— begin Records supplied —

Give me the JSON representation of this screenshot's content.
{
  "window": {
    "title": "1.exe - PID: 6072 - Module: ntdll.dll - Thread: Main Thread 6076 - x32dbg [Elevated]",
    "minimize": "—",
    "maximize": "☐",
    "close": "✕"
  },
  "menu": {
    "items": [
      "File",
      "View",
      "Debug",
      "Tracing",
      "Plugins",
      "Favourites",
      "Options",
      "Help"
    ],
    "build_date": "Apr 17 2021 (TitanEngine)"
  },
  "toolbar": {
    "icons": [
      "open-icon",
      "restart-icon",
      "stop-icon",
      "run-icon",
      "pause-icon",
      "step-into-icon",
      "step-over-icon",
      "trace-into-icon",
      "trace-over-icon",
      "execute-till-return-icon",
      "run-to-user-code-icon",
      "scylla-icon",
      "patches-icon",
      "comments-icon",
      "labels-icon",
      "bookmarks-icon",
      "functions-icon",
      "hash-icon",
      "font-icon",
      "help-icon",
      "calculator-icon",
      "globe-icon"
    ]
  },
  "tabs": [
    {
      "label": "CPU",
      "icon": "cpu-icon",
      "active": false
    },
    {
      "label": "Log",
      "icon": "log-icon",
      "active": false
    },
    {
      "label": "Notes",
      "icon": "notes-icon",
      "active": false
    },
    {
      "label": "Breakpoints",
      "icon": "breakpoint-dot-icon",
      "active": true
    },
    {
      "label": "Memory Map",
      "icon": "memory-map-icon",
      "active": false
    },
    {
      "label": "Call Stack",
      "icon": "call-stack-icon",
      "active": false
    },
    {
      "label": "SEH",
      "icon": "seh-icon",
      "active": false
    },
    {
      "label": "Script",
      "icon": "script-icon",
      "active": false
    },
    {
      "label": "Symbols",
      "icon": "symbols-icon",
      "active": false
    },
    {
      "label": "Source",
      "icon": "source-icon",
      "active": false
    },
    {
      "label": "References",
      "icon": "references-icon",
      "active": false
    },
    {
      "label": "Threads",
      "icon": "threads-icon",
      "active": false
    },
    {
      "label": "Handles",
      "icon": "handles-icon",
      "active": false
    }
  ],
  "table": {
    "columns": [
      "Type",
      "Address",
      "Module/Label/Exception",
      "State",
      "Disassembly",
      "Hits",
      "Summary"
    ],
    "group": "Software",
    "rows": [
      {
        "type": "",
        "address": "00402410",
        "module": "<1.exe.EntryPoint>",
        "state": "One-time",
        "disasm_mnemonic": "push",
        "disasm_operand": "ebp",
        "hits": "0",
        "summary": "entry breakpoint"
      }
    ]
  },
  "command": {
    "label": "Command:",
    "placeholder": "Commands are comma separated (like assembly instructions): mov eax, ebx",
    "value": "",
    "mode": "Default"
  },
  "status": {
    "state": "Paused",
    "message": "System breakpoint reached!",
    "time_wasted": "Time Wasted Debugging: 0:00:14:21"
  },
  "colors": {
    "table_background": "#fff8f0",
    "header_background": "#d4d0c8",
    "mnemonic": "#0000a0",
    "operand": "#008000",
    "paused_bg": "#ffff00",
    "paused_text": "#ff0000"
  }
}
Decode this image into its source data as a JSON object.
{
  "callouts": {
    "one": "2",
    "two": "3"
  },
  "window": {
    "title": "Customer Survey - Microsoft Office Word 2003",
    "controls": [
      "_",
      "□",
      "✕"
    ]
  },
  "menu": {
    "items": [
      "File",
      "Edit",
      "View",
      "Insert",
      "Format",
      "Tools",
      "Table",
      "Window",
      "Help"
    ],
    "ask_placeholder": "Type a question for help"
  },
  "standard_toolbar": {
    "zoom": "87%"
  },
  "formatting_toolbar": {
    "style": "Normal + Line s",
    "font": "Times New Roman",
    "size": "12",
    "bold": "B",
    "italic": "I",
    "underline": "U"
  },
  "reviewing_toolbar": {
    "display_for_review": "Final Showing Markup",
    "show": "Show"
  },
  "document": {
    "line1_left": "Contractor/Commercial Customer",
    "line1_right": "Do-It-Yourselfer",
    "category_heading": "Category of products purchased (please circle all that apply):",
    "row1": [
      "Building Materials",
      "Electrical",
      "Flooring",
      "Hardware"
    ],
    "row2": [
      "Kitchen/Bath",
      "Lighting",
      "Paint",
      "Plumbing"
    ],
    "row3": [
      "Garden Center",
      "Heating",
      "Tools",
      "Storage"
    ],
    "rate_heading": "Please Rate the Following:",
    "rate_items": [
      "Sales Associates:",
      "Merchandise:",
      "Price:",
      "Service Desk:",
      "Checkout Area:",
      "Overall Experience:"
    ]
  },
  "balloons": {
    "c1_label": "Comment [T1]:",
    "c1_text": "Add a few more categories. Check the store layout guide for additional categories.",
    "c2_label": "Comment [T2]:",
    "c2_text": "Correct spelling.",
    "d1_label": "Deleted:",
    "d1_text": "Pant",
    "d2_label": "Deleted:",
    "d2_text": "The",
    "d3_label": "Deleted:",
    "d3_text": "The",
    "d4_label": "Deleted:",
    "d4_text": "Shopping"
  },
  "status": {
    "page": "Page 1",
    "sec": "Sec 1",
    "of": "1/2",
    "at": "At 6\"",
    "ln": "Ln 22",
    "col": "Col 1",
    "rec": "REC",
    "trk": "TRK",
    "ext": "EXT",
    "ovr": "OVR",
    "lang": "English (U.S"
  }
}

— end Records supplied —

What you need to do:
Return all of the entries exactly as they were supplied.

Task result:
Give me the JSON representation of this screenshot's content.
{
  "window": {
    "title": "1.exe - PID: 6072 - Module: ntdll.dll - Thread: Main Thread 6076 - x32dbg [Elevated]",
    "minimize": "—",
    "maximize": "☐",
    "close": "✕"
  },
  "menu": {
    "items": [
      "File",
      "View",
      "Debug",
      "Tracing",
      "Plugins",
      "Favourites",
      "Options",
      "Help"
    ],
    "build_date": "Apr 17 2021 (TitanEngine)"
  },
  "toolbar": {
    "icons": [
      "open-icon",
      "restart-icon",
      "stop-icon",
      "run-icon",
      "pause-icon",
      "step-into-icon",
      "step-over-icon",
      "trace-into-icon",
      "trace-over-icon",
      "execute-till-return-icon",
      "run-to-user-code-icon",
      "scylla-icon",
      "patches-icon",
      "comments-icon",
      "labels-icon",
      "bookmarks-icon",
      "functions-icon",
      "hash-icon",
      "font-icon",
      "help-icon",
      "calculator-icon",
      "globe-icon"
    ]
  },
  "tabs": [
    {
      "label": "CPU",
      "icon": "cpu-icon",
      "active": false
    },
    {
      "label": "Log",
      "icon": "log-icon",
      "active": false
    },
    {
      "label": "Notes",
      "icon": "notes-icon",
      "active": false
    },
    {
      "label": "Breakpoints",
      "icon": "breakpoint-dot-icon",
      "active": true
    },
    {
      "label": "Memory Map",
      "icon": "memory-map-icon",
      "active": false
    },
    {
      "label": "Call Stack",
      "icon": "call-stack-icon",
      "active": false
    },
    {
      "label": "SEH",
      "icon": "seh-icon",
      "active": false
    },
    {
      "label": "Script",
      "icon": "script-icon",
      "active": false
    },
    {
      "label": "Symbols",
      "icon": "symbols-icon",
      "active": false
    },
    {
      "label": "Source",
      "icon": "source-icon",
      "active": false
    },
    {
      "label": "References",
      "icon": "references-icon",
      "active": false
    },
    {
      "label": "Threads",
      "icon": "threads-icon",
      "active": false
    },
    {
      "label": "Handles",
      "icon": "handles-icon",
      "active": false
    }
  ],
  "table": {
    "columns": [
      "Type",
      "Address",
      "Module/Label/Exception",
      "State",
      "Disassembly",
      "Hits",
      "Summary"
    ],
    "group": "Software",
    "rows": [
      {
        "type": "",
        "address": "00402410",
        "module": "<1.exe.EntryPoint>",
        "state": "One-time",
        "disasm_mnemonic": "push",
        "disasm_operand": "ebp",
        "hits": "0",
        "summary": "entry breakpoint"
      }
    ]
  },
  "command": {
    "label": "Command:",
    "placeholder": "Commands are comma separated (like assembly instructions): mov eax, ebx",
    "value": "",
    "mode": "Default"
  },
  "status": {
    "state": "Paused",
    "message": "System breakpoint reached!",
    "time_wasted": "Time Wasted Debugging: 0:00:14:21"
  },
  "colors": {
    "table_background": "#fff8f0",
    "header_background": "#d4d0c8",
    "mnemonic": "#0000a0",
    "operand": "#008000",
    "paused_bg": "#ffff00",
    "paused_text": "#ff0000"
  }
}
Decode this image into its source data as a JSON object.
{
  "callouts": {
    "one": "2",
    "two": "3"
  },
  "window": {
    "title": "Customer Survey - Microsoft Office Word 2003",
    "controls": [
      "_",
      "□",
      "✕"
    ]
  },
  "menu": {
    "items": [
      "File",
      "Edit",
      "View",
      "Insert",
      "Format",
      "Tools",
      "Table",
      "Window",
      "Help"
    ],
    "ask_placeholder": "Type a question for help"
  },
  "standard_toolbar": {
    "zoom": "87%"
  },
  "formatting_toolbar": {
    "style": "Normal + Line s",
    "font": "Times New Roman",
    "size": "12",
    "bold": "B",
    "italic": "I",
    "underline": "U"
  },
  "reviewing_toolbar": {
    "display_for_review": "Final Showing Markup",
    "show": "Show"
  },
  "document": {
    "line1_left": "Contractor/Commercial Customer",
    "line1_right": "Do-It-Yourselfer",
    "category_heading": "Category of products purchased (please circle all that apply):",
    "row1": [
      "Building Materials",
      "Electrical",
      "Flooring",
      "Hardware"
    ],
    "row2": [
      "Kitchen/Bath",
      "Lighting",
      "Paint",
      "Plumbing"
    ],
    "row3": [
      "Garden Center",
      "Heating",
      "Tools",
      "Storage"
    ],
    "rate_heading": "Please Rate the Following:",
    "rate_items": [
      "Sales Associates:",
      "Merchandise:",
      "Price:",
      "Service Desk:",
      "Checkout Area:",
      "Overall Experience:"
    ]
  },
  "balloons": {
    "c1_label": "Comment [T1]:",
    "c1_text": "Add a few more categories. Check the store layout guide for additional categories.",
    "c2_label": "Comment [T2]:",
    "c2_text": "Correct spelling.",
    "d1_label": "Deleted:",
    "d1_text": "Pant",
    "d2_label": "Deleted:",
    "d2_text": "The",
    "d3_label": "Deleted:",
    "d3_text": "The",
    "d4_label": "Deleted:",
    "d4_text": "Shopping"
  },
  "status": {
    "page": "Page 1",
    "sec": "Sec 1",
    "of": "1/2",
    "at": "At 6\"",
    "ln": "Ln 22",
    "col": "Col 1",
    "rec": "REC",
    "trk": "TRK",
    "ext": "EXT",
    "ovr": "OVR",
    "lang": "English (U.S"
  }
}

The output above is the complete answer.